# Task to complete:
Write each line out exactly, leaving none out.
--- begin Task data ---
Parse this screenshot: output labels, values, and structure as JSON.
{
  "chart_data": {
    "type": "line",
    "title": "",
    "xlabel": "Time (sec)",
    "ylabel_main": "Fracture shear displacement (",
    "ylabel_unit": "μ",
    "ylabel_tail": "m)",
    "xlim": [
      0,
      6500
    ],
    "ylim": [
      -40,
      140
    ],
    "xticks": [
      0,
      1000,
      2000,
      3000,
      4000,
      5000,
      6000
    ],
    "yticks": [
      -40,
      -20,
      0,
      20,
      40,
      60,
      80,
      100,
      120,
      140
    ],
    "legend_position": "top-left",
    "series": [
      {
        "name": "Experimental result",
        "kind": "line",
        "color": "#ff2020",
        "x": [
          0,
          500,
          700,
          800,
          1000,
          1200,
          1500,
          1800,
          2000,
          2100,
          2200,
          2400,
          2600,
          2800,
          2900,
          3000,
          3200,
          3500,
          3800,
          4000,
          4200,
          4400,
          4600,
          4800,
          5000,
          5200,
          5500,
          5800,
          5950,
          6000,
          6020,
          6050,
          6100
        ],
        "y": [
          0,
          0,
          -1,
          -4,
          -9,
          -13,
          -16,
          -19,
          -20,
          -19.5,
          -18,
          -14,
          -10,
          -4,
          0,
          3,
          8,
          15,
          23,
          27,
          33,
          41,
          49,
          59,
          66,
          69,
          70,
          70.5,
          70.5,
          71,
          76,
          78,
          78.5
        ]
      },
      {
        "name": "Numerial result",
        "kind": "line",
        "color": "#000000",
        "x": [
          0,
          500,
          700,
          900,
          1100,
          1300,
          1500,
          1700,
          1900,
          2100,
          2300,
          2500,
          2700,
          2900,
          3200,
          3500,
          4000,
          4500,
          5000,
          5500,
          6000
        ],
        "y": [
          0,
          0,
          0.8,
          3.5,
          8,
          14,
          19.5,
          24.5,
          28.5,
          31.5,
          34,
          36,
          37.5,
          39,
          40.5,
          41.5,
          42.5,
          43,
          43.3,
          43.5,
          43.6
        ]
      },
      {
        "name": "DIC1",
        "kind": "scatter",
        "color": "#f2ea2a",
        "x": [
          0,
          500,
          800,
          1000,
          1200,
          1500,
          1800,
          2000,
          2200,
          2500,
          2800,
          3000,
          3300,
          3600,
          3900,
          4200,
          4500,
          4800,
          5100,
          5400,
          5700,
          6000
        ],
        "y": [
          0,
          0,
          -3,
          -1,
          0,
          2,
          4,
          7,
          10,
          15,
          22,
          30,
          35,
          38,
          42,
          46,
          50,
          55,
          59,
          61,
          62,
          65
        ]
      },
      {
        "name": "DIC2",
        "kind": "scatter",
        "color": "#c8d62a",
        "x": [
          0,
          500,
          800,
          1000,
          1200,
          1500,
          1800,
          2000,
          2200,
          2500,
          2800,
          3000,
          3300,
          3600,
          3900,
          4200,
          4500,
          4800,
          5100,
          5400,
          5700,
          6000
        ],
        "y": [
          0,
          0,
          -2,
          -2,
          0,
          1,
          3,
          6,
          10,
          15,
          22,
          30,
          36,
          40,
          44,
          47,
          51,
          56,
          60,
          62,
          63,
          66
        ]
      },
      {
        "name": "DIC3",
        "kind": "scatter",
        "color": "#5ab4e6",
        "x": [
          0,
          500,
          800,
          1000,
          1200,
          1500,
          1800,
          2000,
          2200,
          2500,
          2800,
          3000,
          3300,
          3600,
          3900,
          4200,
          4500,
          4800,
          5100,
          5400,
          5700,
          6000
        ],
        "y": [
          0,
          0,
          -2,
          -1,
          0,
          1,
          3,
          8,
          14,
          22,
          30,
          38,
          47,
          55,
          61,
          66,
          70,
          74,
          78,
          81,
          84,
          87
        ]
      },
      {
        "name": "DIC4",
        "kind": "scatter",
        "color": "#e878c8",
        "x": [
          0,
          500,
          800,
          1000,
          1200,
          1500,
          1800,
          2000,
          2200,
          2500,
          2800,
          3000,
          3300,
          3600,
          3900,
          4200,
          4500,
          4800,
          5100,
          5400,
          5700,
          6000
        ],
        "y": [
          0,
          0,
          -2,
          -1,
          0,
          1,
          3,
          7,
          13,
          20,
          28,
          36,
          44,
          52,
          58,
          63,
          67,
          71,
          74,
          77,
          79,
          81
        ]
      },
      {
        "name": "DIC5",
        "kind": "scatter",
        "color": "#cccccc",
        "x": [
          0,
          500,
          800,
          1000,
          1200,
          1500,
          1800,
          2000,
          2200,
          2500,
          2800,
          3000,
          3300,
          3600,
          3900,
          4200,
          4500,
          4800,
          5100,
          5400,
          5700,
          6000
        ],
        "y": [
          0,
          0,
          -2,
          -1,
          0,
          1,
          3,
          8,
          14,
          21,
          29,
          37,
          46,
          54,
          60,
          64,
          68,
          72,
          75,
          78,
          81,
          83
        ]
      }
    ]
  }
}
--- end Task data ---
# Exercise answer:
Parse this screenshot: output labels, values, and structure as JSON.
{
  "chart_data": {
    "type": "line",
    "title": "",
    "xlabel": "Time (sec)",
    "ylabel_main": "Fracture shear displacement (",
    "ylabel_unit": "μ",
    "ylabel_tail": "m)",
    "xlim": [
      0,
      6500
    ],
    "ylim": [
      -40,
      140
    ],
    "xticks": [
      0,
      1000,
      2000,
      3000,
      4000,
      5000,
      6000
    ],
    "yticks": [
      -40,
      -20,
      0,
      20,
      40,
      60,
      80,
      100,
      120,
      140
    ],
    "legend_position": "top-left",
    "series": [
      {
        "name": "Experimental result",
        "kind": "line",
        "color": "#ff2020",
        "x": [
          0,
          500,
          700,
          800,
          1000,
          1200,
          1500,
          1800,
          2000,
          2100,
          2200,
          2400,
          2600,
          2800,
          2900,
          3000,
          3200,
          3500,
          3800,
          4000,
          4200,
          4400,
          4600,
          4800,
          5000,
          5200,
          5500,
          5800,
          5950,
          6000,
          6020,
          6050,
          6100
        ],
        "y": [
          0,
          0,
          -1,
          -4,
          -9,
          -13,
          -16,
          -19,
          -20,
          -19.5,
          -18,
          -14,
          -10,
          -4,
          0,
          3,
          8,
          15,
          23,
          27,
          33,
          41,
          49,
          59,
          66,
          69,
          70,
          70.5,
          70.5,
          71,
          76,
          78,
          78.5
        ]
      },
      {
        "name": "Numerial result",
        "kind": "line",
        "color": "#000000",
        "x": [
          0,
          500,
          700,
          900,
          1100,
          1300,
          1500,
          1700,
          1900,
          2100,
          2300,
          2500,
          2700,
          2900,
          3200,
          3500,
          4000,
          4500,
          5000,
          5500,
          6000
        ],
        "y": [
          0,
          0,
          0.8,
          3.5,
          8,
          14,
          19.5,
          24.5,
          28.5,
          31.5,
          34,
          36,
          37.5,
          39,
          40.5,
          41.5,
          42.5,
          43,
          43.3,
          43.5,
          43.6
        ]
      },
      {
        "name": "DIC1",
        "kind": "scatter",
        "color": "#f2ea2a",
        "x": [
          0,
          500,
          800,
          1000,
          1200,
          1500,
          1800,
          2000,
          2200,
          2500,
          2800,
          3000,
          3300,
          3600,
          3900,
          4200,
          4500,
          4800,
          5100,
          5400,
          5700,
          6000
        ],
        "y": [
          0,
          0,
          -3,
          -1,
          0,
          2,
          4,
          7,
          10,
          15,
          22,
          30,
          35,
          38,
          42,
          46,
          50,
          55,
          59,
          61,
          62,
          65
        ]
      },
      {
        "name": "DIC2",
        "kind": "scatter",
        "color": "#c8d62a",
        "x": [
          0,
          500,
          800,
          1000,
          1200,
          1500,
          1800,
          2000,
          2200,
          2500,
          2800,
          3000,
          3300,
          3600,
          3900,
          4200,
          4500,
          4800,
          5100,
          5400,
          5700,
          6000
        ],
        "y": [
          0,
          0,
          -2,
          -2,
          0,
          1,
          3,
          6,
          10,
          15,
          22,
          30,
          36,
          40,
          44,
          47,
          51,
          56,
          60,
          62,
          63,
          66
        ]
      },
      {
        "name": "DIC3",
        "kind": "scatter",
        "color": "#5ab4e6",
        "x": [
          0,
          500,
          800,
          1000,
          1200,
          1500,
          1800,
          2000,
          2200,
          2500,
          2800,
          3000,
          3300,
          3600,
          3900,
          4200,
          4500,
          4800,
          5100,
          5400,
          5700,
          6000
        ],
        "y": [
          0,
          0,
          -2,
          -1,
          0,
          1,
          3,
          8,
          14,
          22,
          30,
          38,
          47,
          55,
          61,
          66,
          70,
          74,
          78,
          81,
          84,
          87
        ]
      },
      {
        "name": "DIC4",
        "kind": "scatter",
        "color": "#e878c8",
        "x": [
          0,
          500,
          800,
          1000,
          1200,
          1500,
          1800,
          2000,
          2200,
          2500,
          2800,
          3000,
          3300,
          3600,
          3900,
          4200,
          4500,
          4800,
          5100,
          5400,
          5700,
          6000
        ],
        "y": [
          0,
          0,
          -2,
          -1,
          0,
          1,
          3,
          7,
          13,
          20,
          28,
          36,
          44,
          52,
          58,
          63,
          67,
          71,
          74,
          77,
          79,
          81
        ]
      },
      {
        "name": "DIC5",
        "kind": "scatter",
        "color": "#cccccc",
        "x": [
          0,
          500,
          800,
          1000,
          1200,
          1500,
          1800,
          2000,
          2200,
          2500,
          2800,
          3000,
          3300,
          3600,
          3900,
          4200,
          4500,
          4800,
          5100,
          5400,
          5700,
          6000
        ],
        "y": [
          0,
          0,
          -2,
          -1,
          0,
          1,
          3,
          8,
          14,
          21,
          29,
          37,
          46,
          54,
          60,
          64,
          68,
          72,
          75,
          78,
          81,
          83
        ]
      }
    ]
  }
}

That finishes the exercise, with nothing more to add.